- **Task to carry out**
Copy all of the records below verbatim.

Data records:
--- Begin ---
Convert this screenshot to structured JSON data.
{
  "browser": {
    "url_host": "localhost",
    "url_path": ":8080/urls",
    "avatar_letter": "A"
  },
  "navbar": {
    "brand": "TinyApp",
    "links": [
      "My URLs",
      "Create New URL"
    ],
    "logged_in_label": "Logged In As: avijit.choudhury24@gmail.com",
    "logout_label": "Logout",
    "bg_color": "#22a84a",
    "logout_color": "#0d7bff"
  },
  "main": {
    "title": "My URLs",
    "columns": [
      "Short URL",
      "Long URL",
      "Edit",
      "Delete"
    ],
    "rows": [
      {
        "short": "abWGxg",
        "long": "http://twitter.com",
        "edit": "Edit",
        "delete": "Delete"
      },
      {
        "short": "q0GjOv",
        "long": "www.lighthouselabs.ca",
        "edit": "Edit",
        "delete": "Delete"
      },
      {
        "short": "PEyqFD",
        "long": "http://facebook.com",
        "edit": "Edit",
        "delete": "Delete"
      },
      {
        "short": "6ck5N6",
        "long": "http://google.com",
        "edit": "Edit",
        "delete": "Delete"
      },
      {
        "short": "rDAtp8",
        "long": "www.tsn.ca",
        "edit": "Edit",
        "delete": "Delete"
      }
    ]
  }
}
--- End ---
- **Task output**
Convert this screenshot to structured JSON data.
{
  "browser": {
    "url_host": "localhost",
    "url_path": ":8080/urls",
    "avatar_letter": "A"
  },
  "navbar": {
    "brand": "TinyApp",
    "links": [
      "My URLs",
      "Create New URL"
    ],
    "logged_in_label": "Logged In As: avijit.choudhury24@gmail.com",
    "logout_label": "Logout",
    "bg_color": "#22a84a",
    "logout_color": "#0d7bff"
  },
  "main": {
    "title": "My URLs",
    "columns": [
      "Short URL",
      "Long URL",
      "Edit",
      "Delete"
    ],
    "rows": [
      {
        "short": "abWGxg",
        "long": "http://twitter.com",
        "edit": "Edit",
        "delete": "Delete"
      },
      {
        "short": "q0GjOv",
        "long": "www.lighthouselabs.ca",
        "edit": "Edit",
        "delete": "Delete"
      },
      {
        "short": "PEyqFD",
        "long": "http://facebook.com",
        "edit": "Edit",
        "delete": "Delete"
      },
      {
        "short": "6ck5N6",
        "long": "http://google.com",
        "edit": "Edit",
        "delete": "Delete"
      },
      {
        "short": "rDAtp8",
        "long": "www.tsn.ca",
        "edit": "Edit",
        "delete": "Delete"
      }
    ]
  }
}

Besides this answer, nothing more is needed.